>> START

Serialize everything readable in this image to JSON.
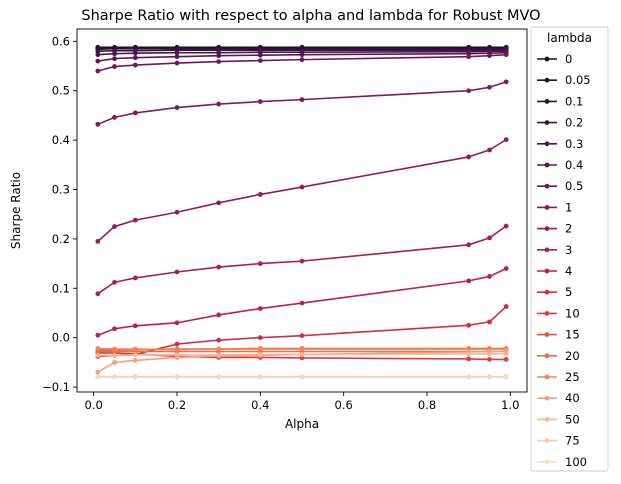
{
  "chart_data": {
    "type": "line",
    "title": "Sharpe Ratio with respect to alpha and lambda for Robust MVO",
    "xlabel": "Alpha",
    "ylabel": "Sharpe Ratio",
    "xlim": [
      -0.04,
      1.04
    ],
    "ylim": [
      -0.11,
      0.625
    ],
    "xticks": [
      0.0,
      0.2,
      0.4,
      0.6,
      0.8,
      1.0
    ],
    "xtick_labels": [
      "0.0",
      "0.2",
      "0.4",
      "0.6",
      "0.8",
      "1.0"
    ],
    "yticks": [
      -0.1,
      0.0,
      0.1,
      0.2,
      0.3,
      0.4,
      0.5,
      0.6
    ],
    "ytick_labels": [
      "−0.1",
      "0.0",
      "0.1",
      "0.2",
      "0.3",
      "0.4",
      "0.5",
      "0.6"
    ],
    "grid": false,
    "legend": {
      "title": "lambda",
      "placement": "outside-right"
    },
    "x": [
      0.01,
      0.05,
      0.1,
      0.2,
      0.3,
      0.4,
      0.5,
      0.9,
      0.95,
      0.99
    ],
    "series": [
      {
        "name": "0",
        "color": "#1b0c1a",
        "values": [
          0.588,
          0.588,
          0.588,
          0.588,
          0.588,
          0.588,
          0.588,
          0.588,
          0.588,
          0.588
        ]
      },
      {
        "name": "0.05",
        "color": "#23112a",
        "values": [
          0.586,
          0.587,
          0.587,
          0.587,
          0.587,
          0.587,
          0.587,
          0.587,
          0.587,
          0.587
        ]
      },
      {
        "name": "0.1",
        "color": "#2d1336",
        "values": [
          0.584,
          0.585,
          0.585,
          0.585,
          0.585,
          0.585,
          0.585,
          0.585,
          0.585,
          0.585
        ]
      },
      {
        "name": "0.2",
        "color": "#3b1541",
        "values": [
          0.58,
          0.581,
          0.581,
          0.582,
          0.582,
          0.582,
          0.582,
          0.582,
          0.582,
          0.583
        ]
      },
      {
        "name": "0.3",
        "color": "#4a164b",
        "values": [
          0.573,
          0.575,
          0.576,
          0.577,
          0.577,
          0.578,
          0.578,
          0.579,
          0.58,
          0.58
        ]
      },
      {
        "name": "0.4",
        "color": "#5c1753",
        "values": [
          0.56,
          0.565,
          0.567,
          0.569,
          0.571,
          0.572,
          0.573,
          0.575,
          0.576,
          0.577
        ]
      },
      {
        "name": "0.5",
        "color": "#6e1a5a",
        "values": [
          0.54,
          0.549,
          0.552,
          0.556,
          0.559,
          0.561,
          0.563,
          0.569,
          0.571,
          0.573
        ]
      },
      {
        "name": "1",
        "color": "#811a5d",
        "values": [
          0.432,
          0.446,
          0.455,
          0.466,
          0.473,
          0.478,
          0.482,
          0.5,
          0.507,
          0.518
        ]
      },
      {
        "name": "2",
        "color": "#941a5e",
        "values": [
          0.195,
          0.225,
          0.238,
          0.254,
          0.273,
          0.29,
          0.305,
          0.366,
          0.38,
          0.401
        ]
      },
      {
        "name": "3",
        "color": "#a91b5b",
        "values": [
          0.089,
          0.112,
          0.121,
          0.133,
          0.143,
          0.15,
          0.155,
          0.188,
          0.202,
          0.226
        ]
      },
      {
        "name": "4",
        "color": "#bc1e57",
        "values": [
          0.005,
          0.018,
          0.024,
          0.03,
          0.046,
          0.059,
          0.07,
          0.115,
          0.124,
          0.14
        ]
      },
      {
        "name": "5",
        "color": "#cf2d4c",
        "values": [
          -0.038,
          -0.036,
          -0.034,
          -0.013,
          -0.005,
          0.0,
          0.004,
          0.025,
          0.032,
          0.063
        ]
      },
      {
        "name": "10",
        "color": "#db3d48",
        "values": [
          -0.031,
          -0.031,
          -0.033,
          -0.038,
          -0.04,
          -0.04,
          -0.041,
          -0.043,
          -0.044,
          -0.044
        ]
      },
      {
        "name": "15",
        "color": "#e4533f",
        "values": [
          -0.025,
          -0.025,
          -0.024,
          -0.023,
          -0.023,
          -0.022,
          -0.022,
          -0.022,
          -0.022,
          -0.022
        ]
      },
      {
        "name": "20",
        "color": "#ec6c47",
        "values": [
          -0.028,
          -0.028,
          -0.028,
          -0.028,
          -0.028,
          -0.028,
          -0.028,
          -0.028,
          -0.028,
          -0.028
        ]
      },
      {
        "name": "25",
        "color": "#f08558",
        "values": [
          -0.022,
          -0.023,
          -0.023,
          -0.024,
          -0.023,
          -0.023,
          -0.023,
          -0.023,
          -0.023,
          -0.023
        ]
      },
      {
        "name": "40",
        "color": "#f3a07b",
        "values": [
          -0.07,
          -0.05,
          -0.046,
          -0.04,
          -0.037,
          -0.036,
          -0.034,
          -0.029,
          -0.028,
          -0.027
        ]
      },
      {
        "name": "50",
        "color": "#f5b698",
        "values": [
          -0.036,
          -0.036,
          -0.035,
          -0.035,
          -0.035,
          -0.034,
          -0.034,
          -0.033,
          -0.033,
          -0.033
        ]
      },
      {
        "name": "75",
        "color": "#f5c9b0",
        "values": [
          -0.079,
          -0.079,
          -0.079,
          -0.079,
          -0.079,
          -0.079,
          -0.079,
          -0.079,
          -0.079,
          -0.079
        ]
      },
      {
        "name": "100",
        "color": "#f4d9c5",
        "values": [
          -0.08,
          -0.08,
          -0.08,
          -0.08,
          -0.08,
          -0.08,
          -0.08,
          -0.08,
          -0.08,
          -0.08
        ]
      }
    ]
  }
}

>> END

Description of the task
Images must not appear in the copy; reproduce everything else in the records verbatim.

Result for this task
Serialize everything readable in this image to JSON.
{
  "chart_data": {
    "type": "line",
    "title": "Sharpe Ratio with respect to alpha and lambda for Robust MVO",
    "xlabel": "Alpha",
    "ylabel": "Sharpe Ratio",
    "xlim": [
      -0.04,
      1.04
    ],
    "ylim": [
      -0.11,
      0.625
    ],
    "xticks": [
      0.0,
      0.2,
      0.4,
      0.6,
      0.8,
      1.0
    ],
    "xtick_labels": [
      "0.0",
      "0.2",
      "0.4",
      "0.6",
      "0.8",
      "1.0"
    ],
    "yticks": [
      -0.1,
      0.0,
      0.1,
      0.2,
      0.3,
      0.4,
      0.5,
      0.6
    ],
    "ytick_labels": [
      "−0.1",
      "0.0",
      "0.1",
      "0.2",
      "0.3",
      "0.4",
      "0.5",
      "0.6"
    ],
    "grid": false,
    "legend": {
      "title": "lambda",
      "placement": "outside-right"
    },
    "x": [
      0.01,
      0.05,
      0.1,
      0.2,
      0.3,
      0.4,
      0.5,
      0.9,
      0.95,
      0.99
    ],
    "series": [
      {
        "name": "0",
        "color": "#1b0c1a",
        "values": [
          0.588,
          0.588,
          0.588,
          0.588,
          0.588,
          0.588,
          0.588,
          0.588,
          0.588,
          0.588
        ]
      },
      {
        "name": "0.05",
        "color": "#23112a",
        "values": [
          0.586,
          0.587,
          0.587,
          0.587,
          0.587,
          0.587,
          0.587,
          0.587,
          0.587,
          0.587
        ]
      },
      {
        "name": "0.1",
        "color": "#2d1336",
        "values": [
          0.584,
          0.585,
          0.585,
          0.585,
          0.585,
          0.585,
          0.585,
          0.585,
          0.585,
          0.585
        ]
      },
      {
        "name": "0.2",
        "color": "#3b1541",
        "values": [
          0.58,
          0.581,
          0.581,
          0.582,
          0.582,
          0.582,
          0.582,
          0.582,
          0.582,
          0.583
        ]
      },
      {
        "name": "0.3",
        "color": "#4a164b",
        "values": [
          0.573,
          0.575,
          0.576,
          0.577,
          0.577,
          0.578,
          0.578,
          0.579,
          0.58,
          0.58
        ]
      },
      {
        "name": "0.4",
        "color": "#5c1753",
        "values": [
          0.56,
          0.565,
          0.567,
          0.569,
          0.571,
          0.572,
          0.573,
          0.575,
          0.576,
          0.577
        ]
      },
      {
        "name": "0.5",
        "color": "#6e1a5a",
        "values": [
          0.54,
          0.549,
          0.552,
          0.556,
          0.559,
          0.561,
          0.563,
          0.569,
          0.571,
          0.573
        ]
      },
      {
        "name": "1",
        "color": "#811a5d",
        "values": [
          0.432,
          0.446,
          0.455,
          0.466,
          0.473,
          0.478,
          0.482,
          0.5,
          0.507,
          0.518
        ]
      },
      {
        "name": "2",
        "color": "#941a5e",
        "values": [
          0.195,
          0.225,
          0.238,
          0.254,
          0.273,
          0.29,
          0.305,
          0.366,
          0.38,
          0.401
        ]
      },
      {
        "name": "3",
        "color": "#a91b5b",
        "values": [
          0.089,
          0.112,
          0.121,
          0.133,
          0.143,
          0.15,
          0.155,
          0.188,
          0.202,
          0.226
        ]
      },
      {
        "name": "4",
        "color": "#bc1e57",
        "values": [
          0.005,
          0.018,
          0.024,
          0.03,
          0.046,
          0.059,
          0.07,
          0.115,
          0.124,
          0.14
        ]
      },
      {
        "name": "5",
        "color": "#cf2d4c",
        "values": [
          -0.038,
          -0.036,
          -0.034,
          -0.013,
          -0.005,
          0.0,
          0.004,
          0.025,
          0.032,
          0.063
        ]
      },
      {
        "name": "10",
        "color": "#db3d48",
        "values": [
          -0.031,
          -0.031,
          -0.033,
          -0.038,
          -0.04,
          -0.04,
          -0.041,
          -0.043,
          -0.044,
          -0.044
        ]
      },
      {
        "name": "15",
        "color": "#e4533f",
        "values": [
          -0.025,
          -0.025,
          -0.024,
          -0.023,
          -0.023,
          -0.022,
          -0.022,
          -0.022,
          -0.022,
          -0.022
        ]
      },
      {
        "name": "20",
        "color": "#ec6c47",
        "values": [
          -0.028,
          -0.028,
          -0.028,
          -0.028,
          -0.028,
          -0.028,
          -0.028,
          -0.028,
          -0.028,
          -0.028
        ]
      },
      {
        "name": "25",
        "color": "#f08558",
        "values": [
          -0.022,
          -0.023,
          -0.023,
          -0.024,
          -0.023,
          -0.023,
          -0.023,
          -0.023,
          -0.023,
          -0.023
        ]
      },
      {
        "name": "40",
        "color": "#f3a07b",
        "values": [
          -0.07,
          -0.05,
          -0.046,
          -0.04,
          -0.037,
          -0.036,
          -0.034,
          -0.029,
          -0.028,
          -0.027
        ]
      },
      {
        "name": "50",
        "color": "#f5b698",
        "values": [
          -0.036,
          -0.036,
          -0.035,
          -0.035,
          -0.035,
          -0.034,
          -0.034,
          -0.033,
          -0.033,
          -0.033
        ]
      },
      {
        "name": "75",
        "color": "#f5c9b0",
        "values": [
          -0.079,
          -0.079,
          -0.079,
          -0.079,
          -0.079,
          -0.079,
          -0.079,
          -0.079,
          -0.079,
          -0.079
        ]
      },
      {
        "name": "100",
        "color": "#f4d9c5",
        "values": [
          -0.08,
          -0.08,
          -0.08,
          -0.08,
          -0.08,
          -0.08,
          -0.08,
          -0.08,
          -0.08,
          -0.08
        ]
      }
    ]
  }
}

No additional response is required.